Quote all of the data that follows exactly as written, skipping the images.

========================

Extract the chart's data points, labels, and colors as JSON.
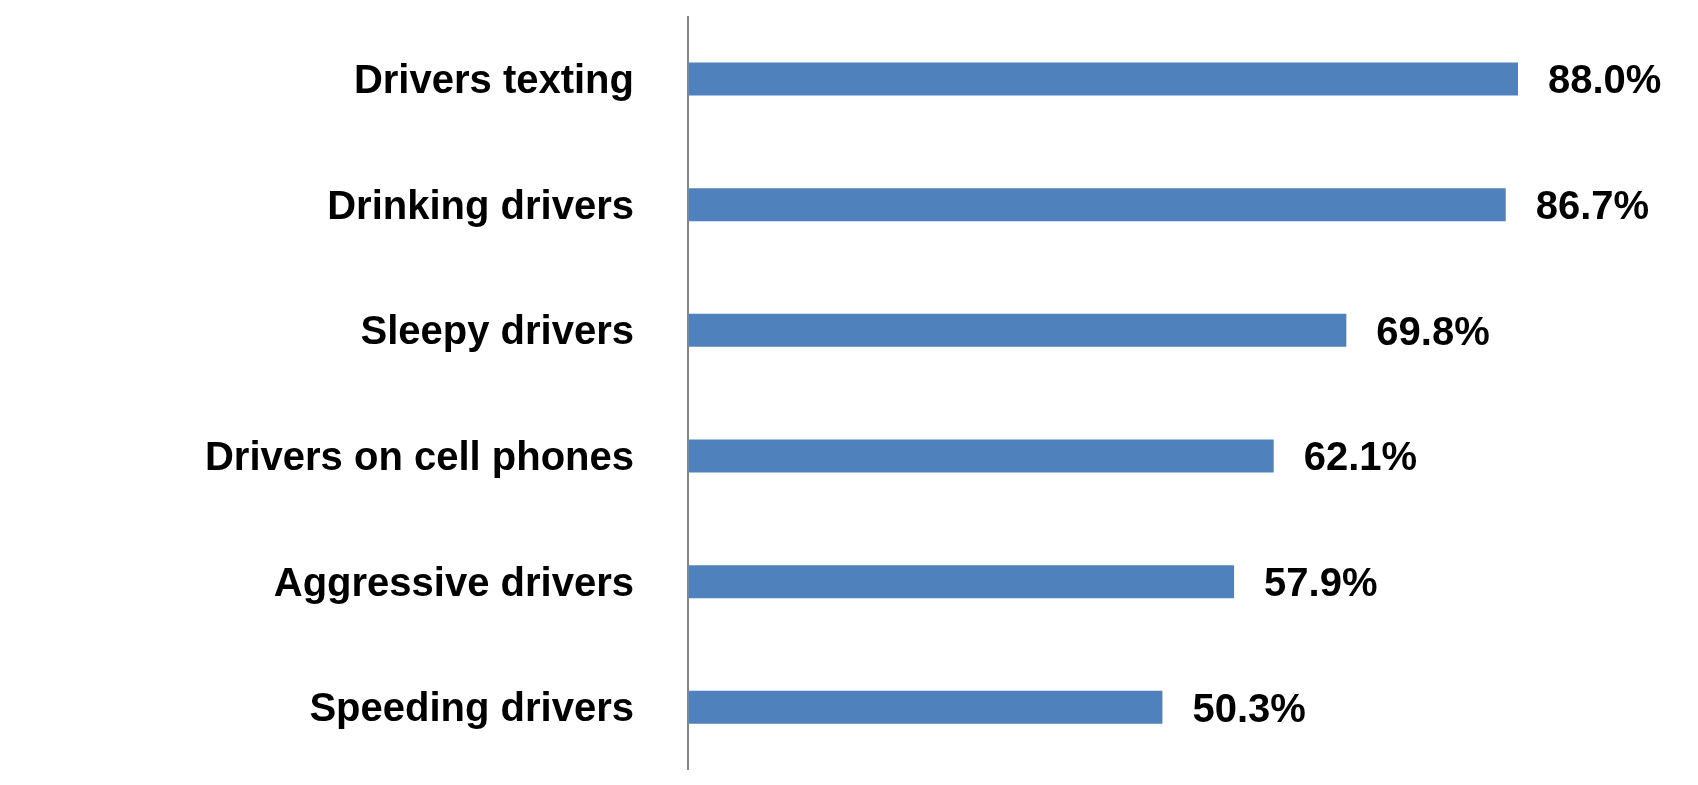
{
  "chart_data": {
    "type": "bar",
    "orientation": "horizontal",
    "categories": [
      "Drivers texting",
      "Drinking drivers",
      "Sleepy drivers",
      "Drivers on cell phones",
      "Aggressive drivers",
      "Speeding drivers"
    ],
    "values": [
      88.0,
      86.7,
      69.8,
      62.1,
      57.9,
      50.3
    ],
    "value_labels": [
      "88.0%",
      "86.7%",
      "69.8%",
      "62.1%",
      "57.9%",
      "50.3%"
    ],
    "color": "#4f81bd",
    "grid": false,
    "legend": false,
    "tick_labels": "y"
  }
}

========================

## Exercise response
Extract the chart's data points, labels, and colors as JSON.
{
  "chart_data": {
    "type": "bar",
    "orientation": "horizontal",
    "categories": [
      "Drivers texting",
      "Drinking drivers",
      "Sleepy drivers",
      "Drivers on cell phones",
      "Aggressive drivers",
      "Speeding drivers"
    ],
    "values": [
      88.0,
      86.7,
      69.8,
      62.1,
      57.9,
      50.3
    ],
    "value_labels": [
      "88.0%",
      "86.7%",
      "69.8%",
      "62.1%",
      "57.9%",
      "50.3%"
    ],
    "color": "#4f81bd",
    "grid": false,
    "legend": false,
    "tick_labels": "y"
  }
}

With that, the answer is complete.